• _WHAT IS REQUIRED_
Check each line of the data below for the word "this", then extract the ones that have it.

==== GIVEN RECORDS ====

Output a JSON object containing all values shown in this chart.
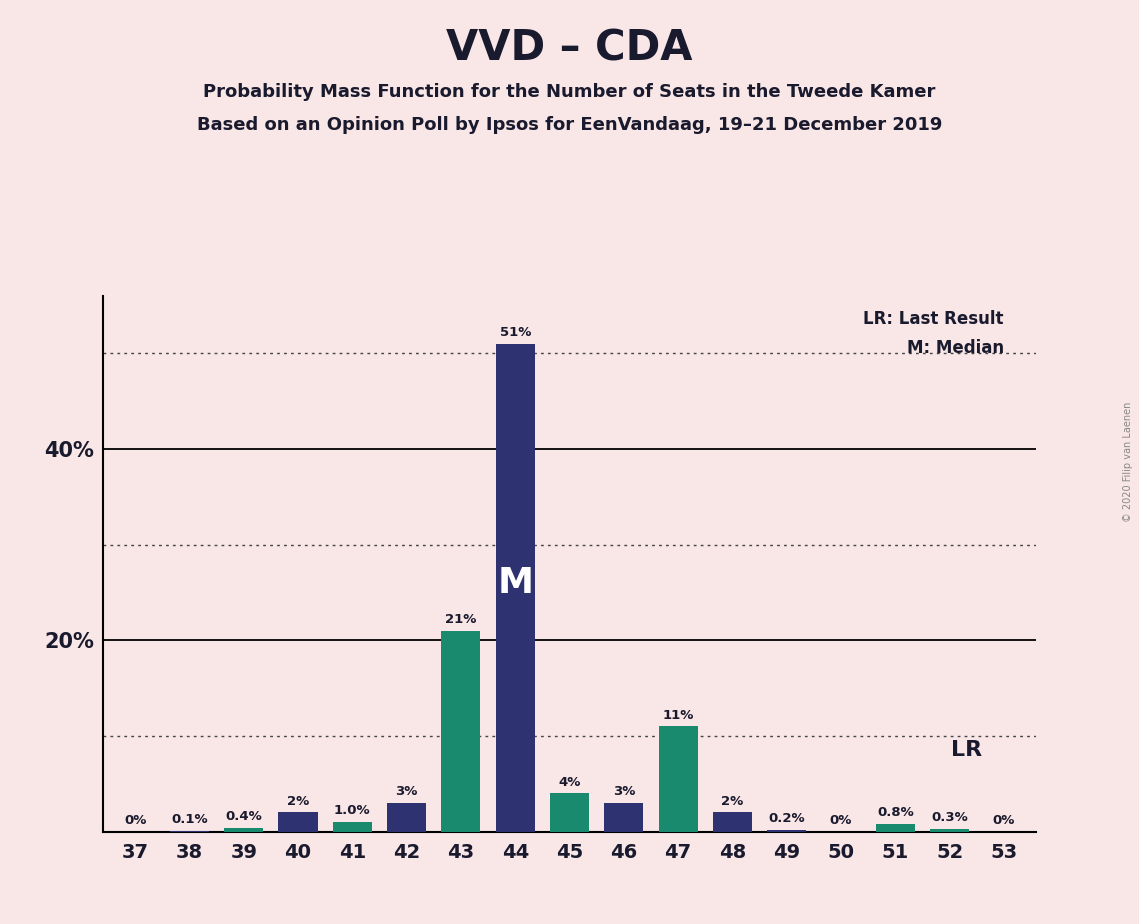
{
  "title": "VVD – CDA",
  "subtitle1": "Probability Mass Function for the Number of Seats in the Tweede Kamer",
  "subtitle2": "Based on an Opinion Poll by Ipsos for EenVandaag, 19–21 December 2019",
  "background_color": "#f9e6e6",
  "seats": [
    37,
    38,
    39,
    40,
    41,
    42,
    43,
    44,
    45,
    46,
    47,
    48,
    49,
    50,
    51,
    52,
    53
  ],
  "values": [
    0.0,
    0.1,
    0.4,
    2.0,
    1.0,
    3.0,
    21.0,
    51.0,
    4.0,
    3.0,
    11.0,
    2.0,
    0.2,
    0.0,
    0.8,
    0.3,
    0.0
  ],
  "bar_colors": [
    "#2e3270",
    "#2e3270",
    "#1a8a6e",
    "#2e3270",
    "#1a8a6e",
    "#2e3270",
    "#1a8a6e",
    "#2e3270",
    "#1a8a6e",
    "#2e3270",
    "#1a8a6e",
    "#2e3270",
    "#2e3270",
    "#2e3270",
    "#1a8a6e",
    "#1a8a6e",
    "#2e3270"
  ],
  "labels": [
    "0%",
    "0.1%",
    "0.4%",
    "2%",
    "1.0%",
    "3%",
    "21%",
    "51%",
    "4%",
    "3%",
    "11%",
    "2%",
    "0.2%",
    "0%",
    "0.8%",
    "0.3%",
    "0%"
  ],
  "ylim": [
    0,
    56
  ],
  "median_seat": 44,
  "lr_seat": 48,
  "dotted_line_values": [
    10,
    30,
    50
  ],
  "solid_line_values": [
    20,
    40
  ],
  "legend_lr_text": "LR: Last Result",
  "legend_m_text": "M: Median",
  "copyright_text": "© 2020 Filip van Laenen",
  "navy_color": "#2e3270",
  "teal_color": "#1a8a6e",
  "median_label_color": "#ffffff",
  "text_color": "#1a1a2e",
  "lr_label": "LR"
}
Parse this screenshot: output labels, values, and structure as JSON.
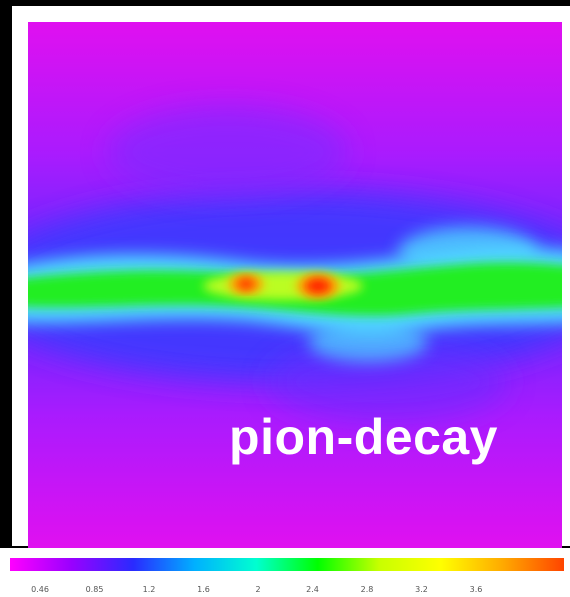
{
  "map": {
    "label": "pion-decay",
    "colors": {
      "background": "#e010f0",
      "low": "#8a00ff",
      "mid_blue": "#3a3aff",
      "cyan": "#4fd8ff",
      "green": "#22ee22",
      "peak": "#ff2200",
      "warm": "#ffaa00"
    }
  },
  "colorbar": {
    "ticks": [
      "0.46",
      "0.85",
      "1.2",
      "1.6",
      "2",
      "2.4",
      "2.8",
      "3.2",
      "3.6"
    ],
    "gradient": [
      "#ff00ff",
      "#9900ff",
      "#2a2aff",
      "#00b0ff",
      "#00ffd0",
      "#00ff00",
      "#c8ff00",
      "#ffff00",
      "#ffaa00",
      "#ff4400"
    ]
  }
}
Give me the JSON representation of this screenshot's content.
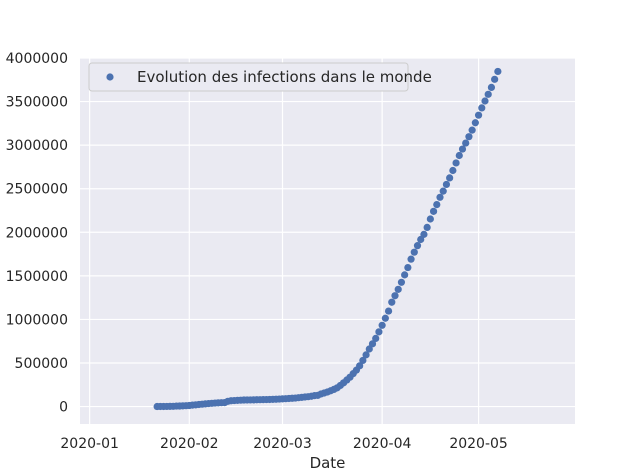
{
  "chart_data": {
    "type": "scatter",
    "title": "",
    "xlabel": "Date",
    "ylabel": "",
    "grid": true,
    "legend_position": "top-left",
    "x_ticks": [
      "2020-01",
      "2020-02",
      "2020-03",
      "2020-04",
      "2020-05"
    ],
    "y_ticks": [
      "0",
      "500000",
      "1000000",
      "1500000",
      "2000000",
      "2500000",
      "3000000",
      "3500000",
      "4000000"
    ],
    "xlim": [
      "2019-12-29",
      "2020-05-31"
    ],
    "ylim": [
      -200000,
      4000000
    ],
    "colors": {
      "marker": "#4c72b0",
      "plot_background": "#eaeaf2",
      "grid": "#ffffff",
      "text": "#262626"
    },
    "series": [
      {
        "name": "Evolution des infections dans le monde",
        "x": [
          "2020-01-22",
          "2020-01-23",
          "2020-01-24",
          "2020-01-25",
          "2020-01-26",
          "2020-01-27",
          "2020-01-28",
          "2020-01-29",
          "2020-01-30",
          "2020-01-31",
          "2020-02-01",
          "2020-02-02",
          "2020-02-03",
          "2020-02-04",
          "2020-02-05",
          "2020-02-06",
          "2020-02-07",
          "2020-02-08",
          "2020-02-09",
          "2020-02-10",
          "2020-02-11",
          "2020-02-12",
          "2020-02-13",
          "2020-02-14",
          "2020-02-15",
          "2020-02-16",
          "2020-02-17",
          "2020-02-18",
          "2020-02-19",
          "2020-02-20",
          "2020-02-21",
          "2020-02-22",
          "2020-02-23",
          "2020-02-24",
          "2020-02-25",
          "2020-02-26",
          "2020-02-27",
          "2020-02-28",
          "2020-02-29",
          "2020-03-01",
          "2020-03-02",
          "2020-03-03",
          "2020-03-04",
          "2020-03-05",
          "2020-03-06",
          "2020-03-07",
          "2020-03-08",
          "2020-03-09",
          "2020-03-10",
          "2020-03-11",
          "2020-03-12",
          "2020-03-13",
          "2020-03-14",
          "2020-03-15",
          "2020-03-16",
          "2020-03-17",
          "2020-03-18",
          "2020-03-19",
          "2020-03-20",
          "2020-03-21",
          "2020-03-22",
          "2020-03-23",
          "2020-03-24",
          "2020-03-25",
          "2020-03-26",
          "2020-03-27",
          "2020-03-28",
          "2020-03-29",
          "2020-03-30",
          "2020-03-31",
          "2020-04-01",
          "2020-04-02",
          "2020-04-03",
          "2020-04-04",
          "2020-04-05",
          "2020-04-06",
          "2020-04-07",
          "2020-04-08",
          "2020-04-09",
          "2020-04-10",
          "2020-04-11",
          "2020-04-12",
          "2020-04-13",
          "2020-04-14",
          "2020-04-15",
          "2020-04-16",
          "2020-04-17",
          "2020-04-18",
          "2020-04-19",
          "2020-04-20",
          "2020-04-21",
          "2020-04-22",
          "2020-04-23",
          "2020-04-24",
          "2020-04-25",
          "2020-04-26",
          "2020-04-27",
          "2020-04-28",
          "2020-04-29",
          "2020-04-30",
          "2020-05-01",
          "2020-05-02",
          "2020-05-03",
          "2020-05-04",
          "2020-05-05",
          "2020-05-06",
          "2020-05-07"
        ],
        "y": [
          555,
          654,
          941,
          1434,
          2118,
          2927,
          5578,
          6166,
          8234,
          9927,
          12038,
          16787,
          19881,
          23892,
          27635,
          30794,
          34391,
          37120,
          40150,
          42762,
          44802,
          45221,
          60368,
          66885,
          69030,
          71224,
          73258,
          75136,
          75639,
          76197,
          76819,
          78572,
          78958,
          79561,
          80406,
          81388,
          82746,
          84112,
          86011,
          88369,
          90306,
          92840,
          95120,
          97886,
          101801,
          105847,
          109821,
          113590,
          118620,
          125875,
          128352,
          145205,
          156101,
          167454,
          181574,
          197102,
          214821,
          242570,
          272208,
          304507,
          336953,
          378235,
          418045,
          467653,
          529591,
          593291,
          660706,
          720117,
          782365,
          857487,
          932605,
          1013466,
          1095917,
          1197405,
          1272115,
          1345101,
          1426096,
          1511104,
          1595350,
          1691719,
          1771514,
          1846680,
          1917320,
          1976191,
          2056054,
          2152437,
          2240190,
          2317759,
          2401379,
          2472259,
          2549123,
          2624090,
          2708885,
          2795731,
          2881140,
          2955033,
          3023722,
          3097229,
          3172287,
          3256846,
          3343777,
          3427343,
          3506729,
          3583055,
          3662691,
          3755341,
          3845718
        ]
      }
    ]
  }
}
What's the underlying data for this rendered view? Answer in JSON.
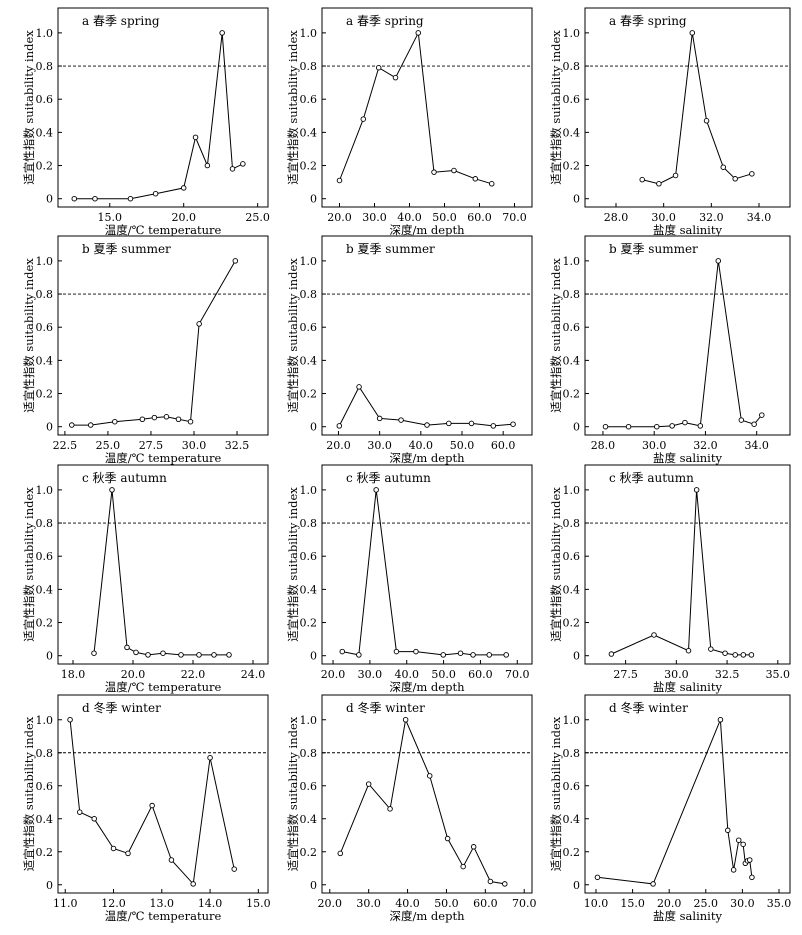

====

• _COMPLETE ANSWER_
Output a JSON object containing all values shown in this chart.
Parse this screenshot: output labels, values, and structure as JSON.
Give me the JSON representation of this screenshot's content.
What's the underlying data for this rendered view? Answer in JSON.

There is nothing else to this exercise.